— START OF RECORDS TO PROCESS —
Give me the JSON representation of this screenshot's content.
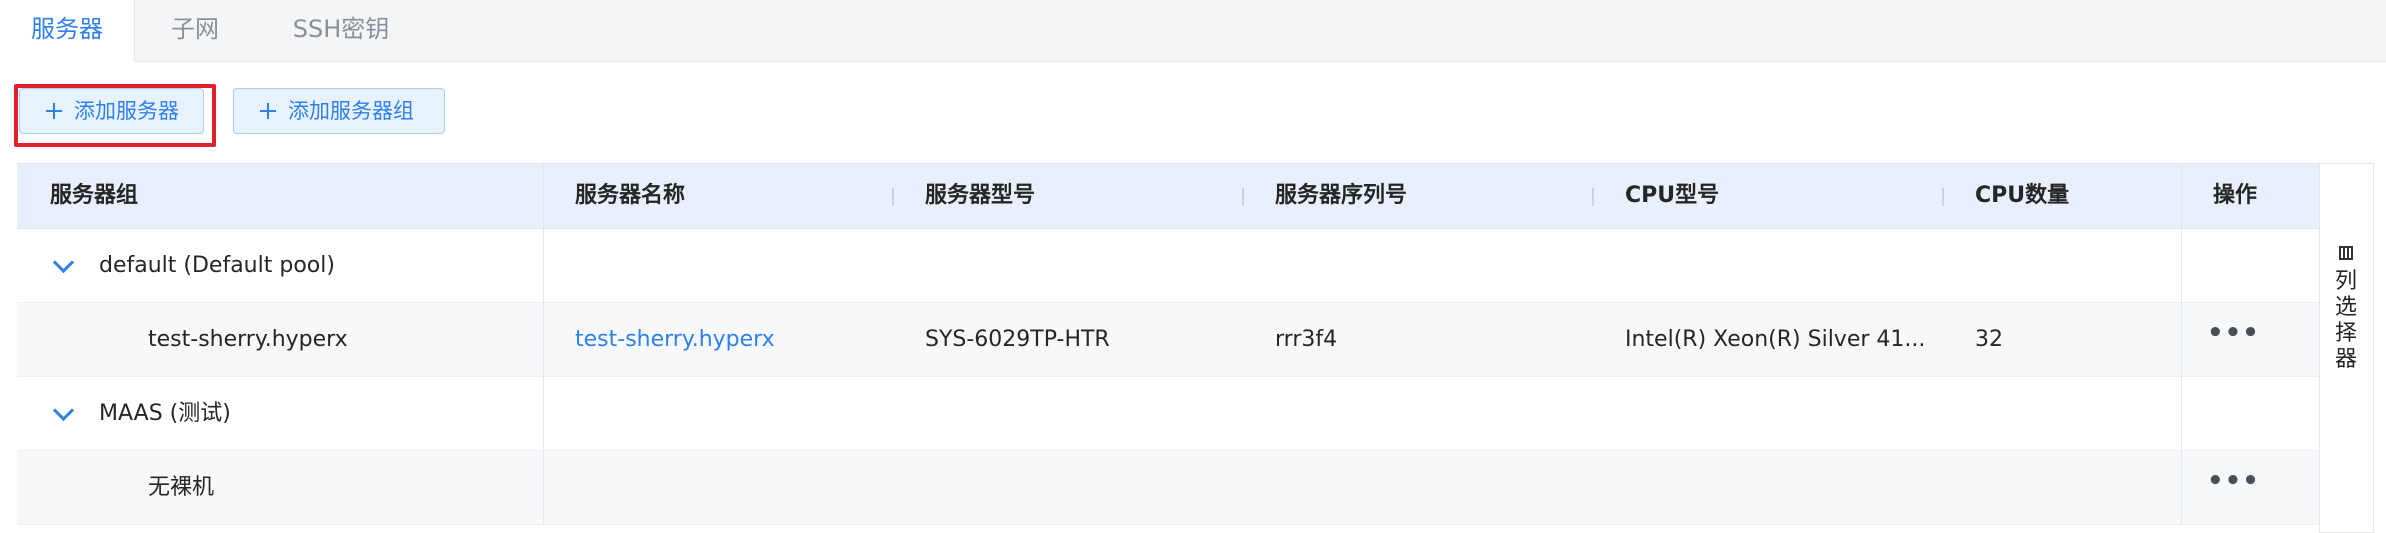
{
  "tabs": [
    {
      "label": "服务器",
      "active": true
    },
    {
      "label": "子网",
      "active": false
    },
    {
      "label": "SSH密钥",
      "active": false
    }
  ],
  "toolbar": {
    "add_server_label": "添加服务器",
    "add_server_group_label": "添加服务器组"
  },
  "table": {
    "headers": {
      "group": "服务器组",
      "name": "服务器名称",
      "model": "服务器型号",
      "serial": "服务器序列号",
      "cpu_model": "CPU型号",
      "cpu_count": "CPU数量",
      "actions": "操作"
    },
    "rows": [
      {
        "type": "group",
        "label": "default (Default pool)"
      },
      {
        "type": "server",
        "group_cell": "test-sherry.hyperx",
        "name": "test-sherry.hyperx",
        "model": "SYS-6029TP-HTR",
        "serial": "rrr3f4",
        "cpu_model": "Intel(R) Xeon(R) Silver 41...",
        "cpu_count": "32",
        "more": "•••"
      },
      {
        "type": "group",
        "label": "MAAS (测试)"
      },
      {
        "type": "server",
        "group_cell": "无裸机",
        "more": "•••"
      }
    ]
  },
  "column_selector": {
    "label": "列选择器",
    "icon": "columns-icon"
  },
  "colors": {
    "accent": "#2f80ed",
    "highlight": "#e0202c",
    "header_bg": "#e9effc"
  }
}
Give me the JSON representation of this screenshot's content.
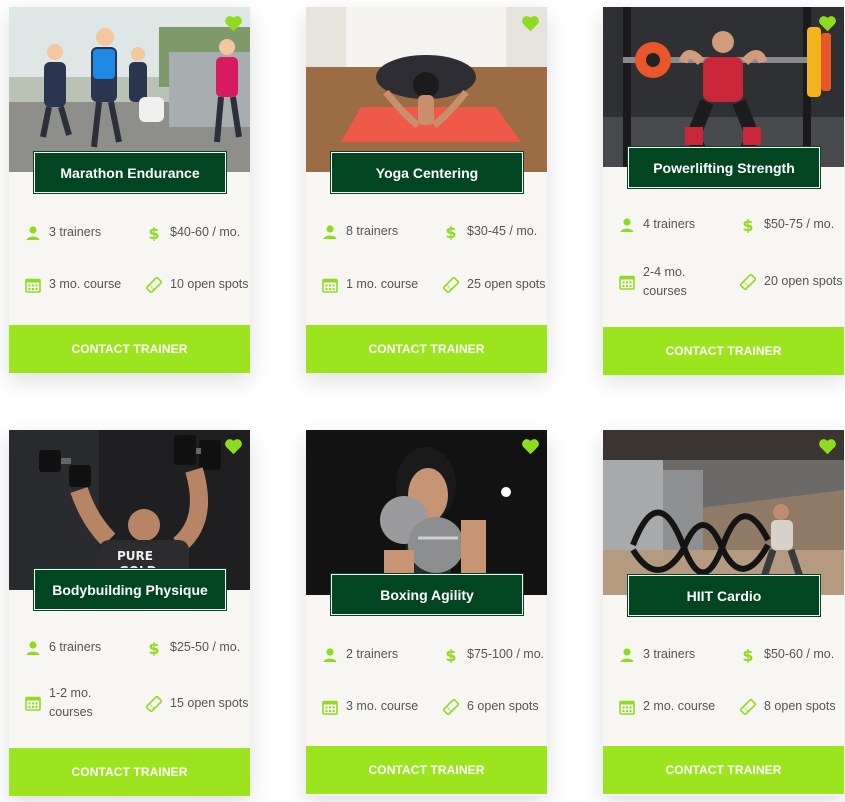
{
  "colors": {
    "accent": "#9be41e",
    "title_bg": "#024521",
    "card_bg": "#f7f6f3",
    "icon": "#8fdb1f"
  },
  "icons": {
    "trainers": "person-icon",
    "price": "dollar-icon",
    "duration": "calendar-icon",
    "spots": "ticket-icon",
    "favorite": "heart-icon"
  },
  "programs": [
    {
      "title": "Marathon Endurance",
      "trainers": "3 trainers",
      "price": "$40-60 / mo.",
      "duration": "3 mo. course",
      "spots": "10 open spots",
      "cta": "CONTACT TRAINER"
    },
    {
      "title": "Yoga Centering",
      "trainers": "8 trainers",
      "price": "$30-45 / mo.",
      "duration": "1 mo. course",
      "spots": "25 open spots",
      "cta": "CONTACT TRAINER"
    },
    {
      "title": "Powerlifting Strength",
      "trainers": "4 trainers",
      "price": "$50-75 / mo.",
      "duration": "2-4 mo. courses",
      "spots": "20 open spots",
      "cta": "CONTACT TRAINER"
    },
    {
      "title": "Bodybuilding Physique",
      "trainers": "6 trainers",
      "price": "$25-50 / mo.",
      "duration": "1-2 mo. courses",
      "spots": "15 open spots",
      "cta": "CONTACT TRAINER"
    },
    {
      "title": "Boxing Agility",
      "trainers": "2 trainers",
      "price": "$75-100 / mo.",
      "duration": "3 mo. course",
      "spots": "6 open spots",
      "cta": "CONTACT TRAINER"
    },
    {
      "title": "HIIT Cardio",
      "trainers": "3 trainers",
      "price": "$50-60 / mo.",
      "duration": "2 mo. course",
      "spots": "8 open spots",
      "cta": "CONTACT TRAINER"
    }
  ]
}
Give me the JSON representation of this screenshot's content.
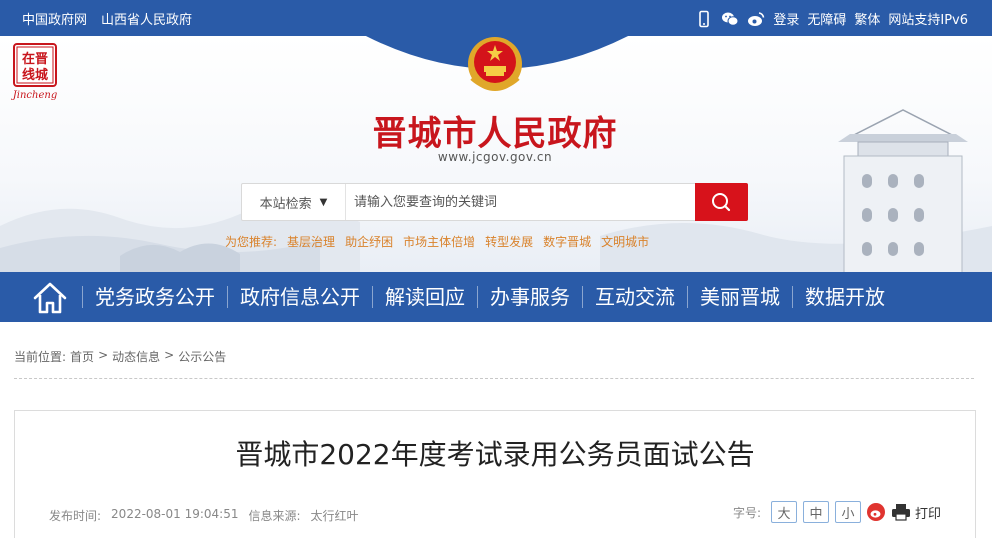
{
  "topbar": {
    "links_left": [
      "中国政府网",
      "山西省人民政府"
    ],
    "login": "登录",
    "accessibility": "无障碍",
    "traditional": "繁体",
    "ipv6": "网站支持IPv6"
  },
  "header": {
    "logo_text": [
      "在晋",
      "线城"
    ],
    "logo_caption": "Jincheng",
    "title": "晋城市人民政府",
    "url": "www.jcgov.gov.cn"
  },
  "search": {
    "scope_label": "本站检索",
    "placeholder": "请输入您要查询的关键词"
  },
  "recommend": {
    "label": "为您推荐:",
    "items": [
      "基层治理",
      "助企纾困",
      "市场主体倍增",
      "转型发展",
      "数字晋城",
      "文明城市"
    ]
  },
  "nav": {
    "items": [
      "党务政务公开",
      "政府信息公开",
      "解读回应",
      "办事服务",
      "互动交流",
      "美丽晋城",
      "数据开放"
    ]
  },
  "breadcrumb": {
    "label": "当前位置:",
    "items": [
      "首页",
      "动态信息",
      "公示公告"
    ],
    "separator": ">"
  },
  "article": {
    "title": "晋城市2022年度考试录用公务员面试公告",
    "publish_label": "发布时间:",
    "publish_time": "2022-08-01 19:04:51",
    "source_label": "信息来源:",
    "source": "太行红叶",
    "font_label": "字号:",
    "font_large": "大",
    "font_medium": "中",
    "font_small": "小",
    "print": "打印"
  },
  "colors": {
    "primary_blue": "#2a5ba8",
    "title_red": "#c8161d",
    "search_red": "#d7121b",
    "recommend_orange": "#d9822b"
  }
}
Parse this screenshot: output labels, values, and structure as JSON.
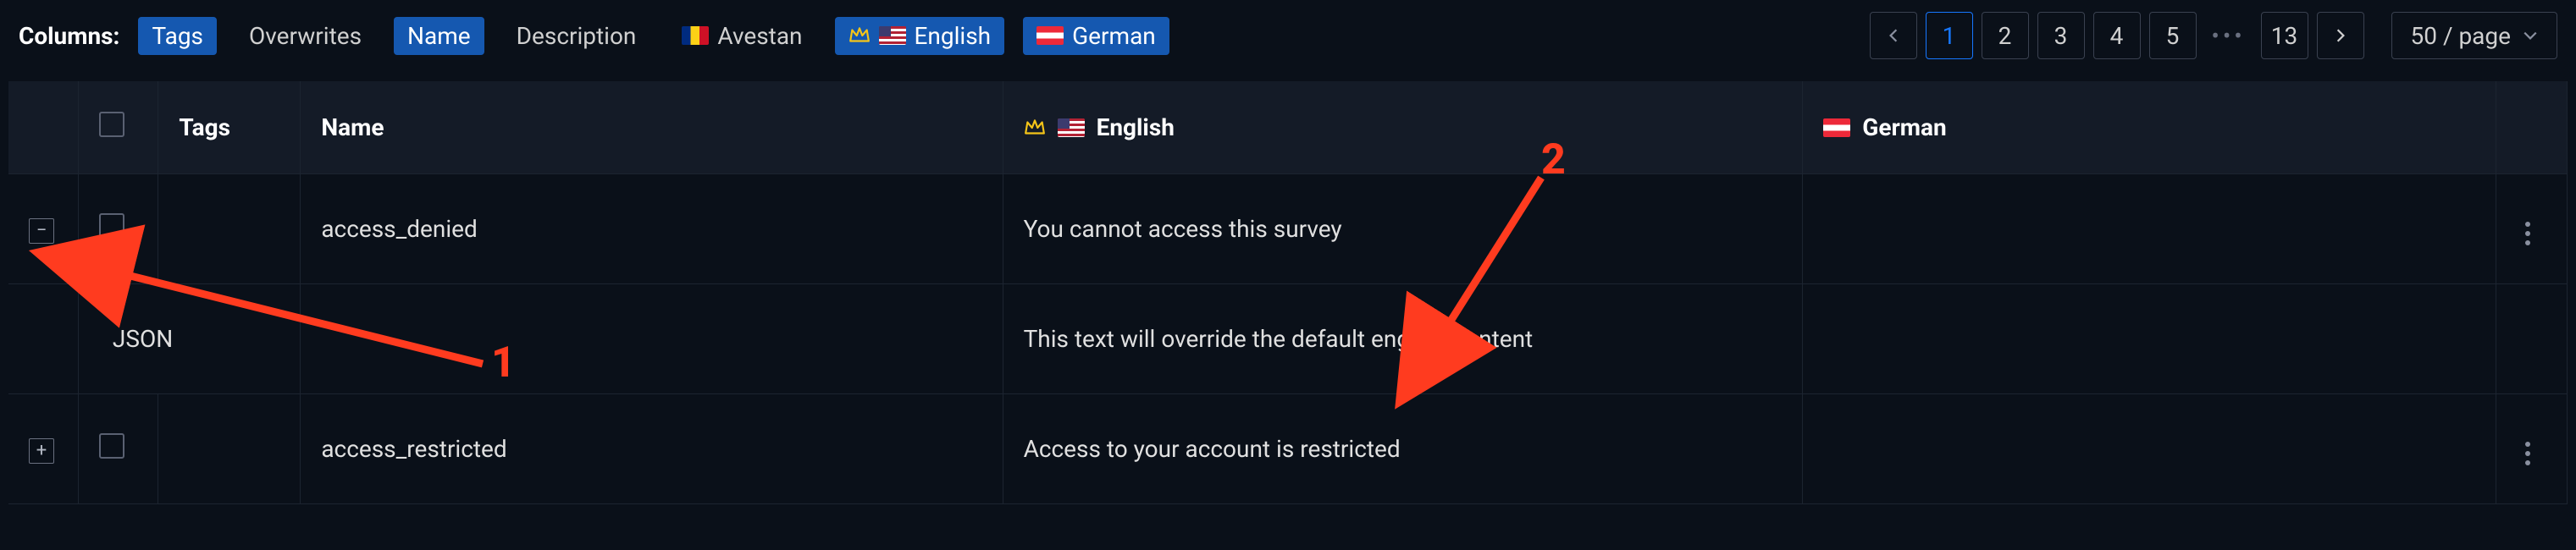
— END OF RECORDS TO PROCESS —
* [PROBLEM TO SOLVE] Are you able to set down all the lines above exactly, without any pictures?

* [WRITTEN REPLY]
Give me the JSON representation of this screenshot's content.
{
  "tabs": [
    {
      "label": "服务器",
      "active": true
    },
    {
      "label": "子网",
      "active": false
    },
    {
      "label": "SSH密钥",
      "active": false
    }
  ],
  "toolbar": {
    "add_server_label": "添加服务器",
    "add_server_group_label": "添加服务器组"
  },
  "table": {
    "headers": {
      "group": "服务器组",
      "name": "服务器名称",
      "model": "服务器型号",
      "serial": "服务器序列号",
      "cpu_model": "CPU型号",
      "cpu_count": "CPU数量",
      "actions": "操作"
    },
    "rows": [
      {
        "type": "group",
        "label": "default (Default pool)"
      },
      {
        "type": "server",
        "group_cell": "test-sherry.hyperx",
        "name": "test-sherry.hyperx",
        "model": "SYS-6029TP-HTR",
        "serial": "rrr3f4",
        "cpu_model": "Intel(R) Xeon(R) Silver 41...",
        "cpu_count": "32",
        "more": "•••"
      },
      {
        "type": "group",
        "label": "MAAS (测试)"
      },
      {
        "type": "server",
        "group_cell": "无裸机",
        "more": "•••"
      }
    ]
  },
  "column_selector": {
    "label": "列选择器",
    "icon": "columns-icon"
  },
  "colors": {
    "accent": "#2f80ed",
    "highlight": "#e0202c",
    "header_bg": "#e9effc"
  }
}
Give me the JSON representation of this screenshot's content.
{
  "colors": {
    "accent": "#9be41e",
    "title_bg": "#024521",
    "card_bg": "#f7f6f3",
    "icon": "#8fdb1f"
  },
  "icons": {
    "trainers": "person-icon",
    "price": "dollar-icon",
    "duration": "calendar-icon",
    "spots": "ticket-icon",
    "favorite": "heart-icon"
  },
  "programs": [
    {
      "title": "Marathon Endurance",
      "trainers": "3 trainers",
      "price": "$40-60 / mo.",
      "duration": "3 mo. course",
      "spots": "10 open spots",
      "cta": "CONTACT TRAINER"
    },
    {
      "title": "Yoga Centering",
      "trainers": "8 trainers",
      "price": "$30-45 / mo.",
      "duration": "1 mo. course",
      "spots": "25 open spots",
      "cta": "CONTACT TRAINER"
    },
    {
      "title": "Powerlifting Strength",
      "trainers": "4 trainers",
      "price": "$50-75 / mo.",
      "duration": "2-4 mo. courses",
      "spots": "20 open spots",
      "cta": "CONTACT TRAINER"
    },
    {
      "title": "Bodybuilding Physique",
      "trainers": "6 trainers",
      "price": "$25-50 / mo.",
      "duration": "1-2 mo. courses",
      "spots": "15 open spots",
      "cta": "CONTACT TRAINER"
    },
    {
      "title": "Boxing Agility",
      "trainers": "2 trainers",
      "price": "$75-100 / mo.",
      "duration": "3 mo. course",
      "spots": "6 open spots",
      "cta": "CONTACT TRAINER"
    },
    {
      "title": "HIIT Cardio",
      "trainers": "3 trainers",
      "price": "$50-60 / mo.",
      "duration": "2 mo. course",
      "spots": "8 open spots",
      "cta": "CONTACT TRAINER"
    }
  ]
}
Give me the JSON representation of this screenshot's content.
{
  "topbar": {
    "links_left": [
      "中国政府网",
      "山西省人民政府"
    ],
    "login": "登录",
    "accessibility": "无障碍",
    "traditional": "繁体",
    "ipv6": "网站支持IPv6"
  },
  "header": {
    "logo_text": [
      "在晋",
      "线城"
    ],
    "logo_caption": "Jincheng",
    "title": "晋城市人民政府",
    "url": "www.jcgov.gov.cn"
  },
  "search": {
    "scope_label": "本站检索",
    "placeholder": "请输入您要查询的关键词"
  },
  "recommend": {
    "label": "为您推荐:",
    "items": [
      "基层治理",
      "助企纾困",
      "市场主体倍增",
      "转型发展",
      "数字晋城",
      "文明城市"
    ]
  },
  "nav": {
    "items": [
      "党务政务公开",
      "政府信息公开",
      "解读回应",
      "办事服务",
      "互动交流",
      "美丽晋城",
      "数据开放"
    ]
  },
  "breadcrumb": {
    "label": "当前位置:",
    "items": [
      "首页",
      "动态信息",
      "公示公告"
    ],
    "separator": ">"
  },
  "article": {
    "title": "晋城市2022年度考试录用公务员面试公告",
    "publish_label": "发布时间:",
    "publish_time": "2022-08-01 19:04:51",
    "source_label": "信息来源:",
    "source": "太行红叶",
    "font_label": "字号:",
    "font_large": "大",
    "font_medium": "中",
    "font_small": "小",
    "print": "打印"
  },
  "colors": {
    "primary_blue": "#2a5ba8",
    "title_red": "#c8161d",
    "search_red": "#d7121b",
    "recommend_orange": "#d9822b"
  }
}
Parse this screenshot: output labels, values, and structure as JSON.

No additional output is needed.